That’s also an important principle when you have two young kids and all their friends running through. Kaj was ten when Tom built the house. “I thought, what kind of a dream can I build for them?” Tom says. “So I built a half-pipe skate ramp in the backyard. I had to tear it down after two years; I had every kid in Kihei wanting to skate there!”

Although the half-pipe is long gone, most of the other features that made the house special remain: The globe-shaped aquarium set into the living-room bookshelf, glowing at night like an undersea world. The huge painting by Pegge Hopper, originally intended for the Ala Moana Hotel, depicting two Hawaiian women reclining on the beach. The skylight, stretching over the orchid-lined Jacuzzi tub, bringing the Maui sky into the master bathroom. The blue, wedge-shaped pool that Tom says was possibly the first completely tiled pool in Hawai‘i.

And of course, the beach itself. Three steps off the back lawn, down a little naupaka tunnel, and I’m ankle-deep in warm Keawakapu sand, surrounded by moms slathering their little ones with sunscreen, couples venturing into the waves hand in hand, and of course, kids building sandcastles.

From the back lawn, you can’t see any of that. The low hedge has the wonderful effect of screening the beachgoers from view and revealing only the pure blue ocean beyond, along with the occasional breaching whale. “We let the naupaka grow up to give us more privacy,” Kaj says.

For Kaj, the house where he grew up is now a favorite weekend retreat. “It’s calming here,” he says. “Just being so close to the ocean, you hear the waves at night and it’s like sleeping on the beach.”

#### [TASK SET]
(1) Summarize the beach-house passage in two sentences.
(2) List every feature of the house that the beach-house passage says still remains after the half-pipe was removed.
(3) Write out the beach-house passage word for word, beginning at the words "Although the half-pipe" and stopping after "kids building sandcastles.".
The records come from a separate source.

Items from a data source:
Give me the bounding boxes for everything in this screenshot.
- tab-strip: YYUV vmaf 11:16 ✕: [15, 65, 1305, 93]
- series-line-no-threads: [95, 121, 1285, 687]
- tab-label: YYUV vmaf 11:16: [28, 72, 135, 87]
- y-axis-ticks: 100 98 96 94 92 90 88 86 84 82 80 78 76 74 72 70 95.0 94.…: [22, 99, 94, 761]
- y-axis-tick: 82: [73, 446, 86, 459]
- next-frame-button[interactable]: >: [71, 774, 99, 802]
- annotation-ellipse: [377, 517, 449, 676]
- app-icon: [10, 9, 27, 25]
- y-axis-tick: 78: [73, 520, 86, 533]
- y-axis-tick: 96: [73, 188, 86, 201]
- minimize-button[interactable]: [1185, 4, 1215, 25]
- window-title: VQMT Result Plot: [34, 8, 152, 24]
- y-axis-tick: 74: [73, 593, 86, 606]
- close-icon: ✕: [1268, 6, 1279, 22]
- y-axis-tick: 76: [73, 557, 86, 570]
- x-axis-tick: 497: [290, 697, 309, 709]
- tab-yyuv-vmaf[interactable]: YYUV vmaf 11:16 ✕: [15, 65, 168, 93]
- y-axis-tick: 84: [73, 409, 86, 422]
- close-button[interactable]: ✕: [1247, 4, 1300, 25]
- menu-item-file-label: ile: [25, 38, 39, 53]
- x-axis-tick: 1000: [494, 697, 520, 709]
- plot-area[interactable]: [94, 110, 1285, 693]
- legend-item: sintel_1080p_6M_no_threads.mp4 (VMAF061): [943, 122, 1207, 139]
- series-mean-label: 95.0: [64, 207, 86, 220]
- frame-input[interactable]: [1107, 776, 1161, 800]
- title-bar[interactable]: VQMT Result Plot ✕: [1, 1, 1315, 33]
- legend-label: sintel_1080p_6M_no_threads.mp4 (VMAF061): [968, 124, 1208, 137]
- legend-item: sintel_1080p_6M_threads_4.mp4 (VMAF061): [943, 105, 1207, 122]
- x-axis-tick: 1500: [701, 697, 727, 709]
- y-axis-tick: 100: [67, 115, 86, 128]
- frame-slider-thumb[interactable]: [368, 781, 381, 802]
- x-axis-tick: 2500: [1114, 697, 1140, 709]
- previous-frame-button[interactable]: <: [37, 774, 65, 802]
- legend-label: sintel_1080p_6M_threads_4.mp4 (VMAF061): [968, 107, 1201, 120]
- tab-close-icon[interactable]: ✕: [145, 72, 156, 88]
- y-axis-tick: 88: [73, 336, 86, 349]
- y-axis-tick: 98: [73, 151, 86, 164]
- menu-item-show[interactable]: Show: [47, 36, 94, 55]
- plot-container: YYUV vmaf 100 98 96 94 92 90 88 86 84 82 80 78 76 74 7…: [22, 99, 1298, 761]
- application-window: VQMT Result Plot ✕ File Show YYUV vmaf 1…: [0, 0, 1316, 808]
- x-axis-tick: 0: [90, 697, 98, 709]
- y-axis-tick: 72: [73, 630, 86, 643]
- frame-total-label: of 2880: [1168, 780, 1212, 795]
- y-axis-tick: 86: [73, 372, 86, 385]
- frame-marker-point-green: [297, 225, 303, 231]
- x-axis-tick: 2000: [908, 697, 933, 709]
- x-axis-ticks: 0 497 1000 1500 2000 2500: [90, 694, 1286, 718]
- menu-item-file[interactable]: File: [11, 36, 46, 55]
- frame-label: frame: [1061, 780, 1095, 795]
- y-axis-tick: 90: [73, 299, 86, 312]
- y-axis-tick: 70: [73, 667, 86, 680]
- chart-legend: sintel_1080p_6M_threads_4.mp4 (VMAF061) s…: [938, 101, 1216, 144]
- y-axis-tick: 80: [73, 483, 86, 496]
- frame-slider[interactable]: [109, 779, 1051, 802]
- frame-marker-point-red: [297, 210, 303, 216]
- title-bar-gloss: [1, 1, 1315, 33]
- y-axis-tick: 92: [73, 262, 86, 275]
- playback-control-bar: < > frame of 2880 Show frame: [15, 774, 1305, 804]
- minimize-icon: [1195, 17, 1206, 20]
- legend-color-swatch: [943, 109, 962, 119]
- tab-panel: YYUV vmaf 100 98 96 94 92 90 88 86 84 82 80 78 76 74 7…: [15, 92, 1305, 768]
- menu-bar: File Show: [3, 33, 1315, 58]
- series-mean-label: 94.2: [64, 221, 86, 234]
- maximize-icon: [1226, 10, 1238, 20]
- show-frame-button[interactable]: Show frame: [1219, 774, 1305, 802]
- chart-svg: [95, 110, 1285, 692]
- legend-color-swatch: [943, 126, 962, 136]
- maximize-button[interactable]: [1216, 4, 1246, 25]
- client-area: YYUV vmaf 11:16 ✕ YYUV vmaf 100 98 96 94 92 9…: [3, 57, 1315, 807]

#### [ANSWERS PER TASK]
(1) Tom built the house when Kaj was ten, adding a half-pipe skate ramp that he had to tear down after two years, but most of the other special features remain. The house is three steps from Keawakapu beach behind a naupaka hedge, and it is now Kaj's favorite weekend retreat.

(2)
- The globe-shaped aquarium set into the living-room bookshelf
- The huge Pegge Hopper painting of two Hawaiian women reclining on the beach
- The skylight over the orchid-lined Jacuzzi tub in the master bathroom
- The blue, wedge-shaped pool

(3)
Although the half-pipe is long gone, most of the other features that made the house special remain: The globe-shaped aquarium set into the living-room bookshelf, glowing at night like an undersea world. The huge painting by Pegge Hopper, originally intended for the Ala Moana Hotel, depicting two Hawaiian women reclining on the beach. The skylight, stretching over the orchid-lined Jacuzzi tub, bringing the Maui sky into the master bathroom. The blue, wedge-shaped pool that Tom says was possibly the first completely tiled pool in Hawai‘i.

And of course, the beach itself. Three steps off the back lawn, down a little naupaka tunnel, and I’m ankle-deep in warm Keawakapu sand, surrounded by moms slathering their little ones with sunscreen, couples venturing into the waves hand in hand, and of course, kids building sandcastles.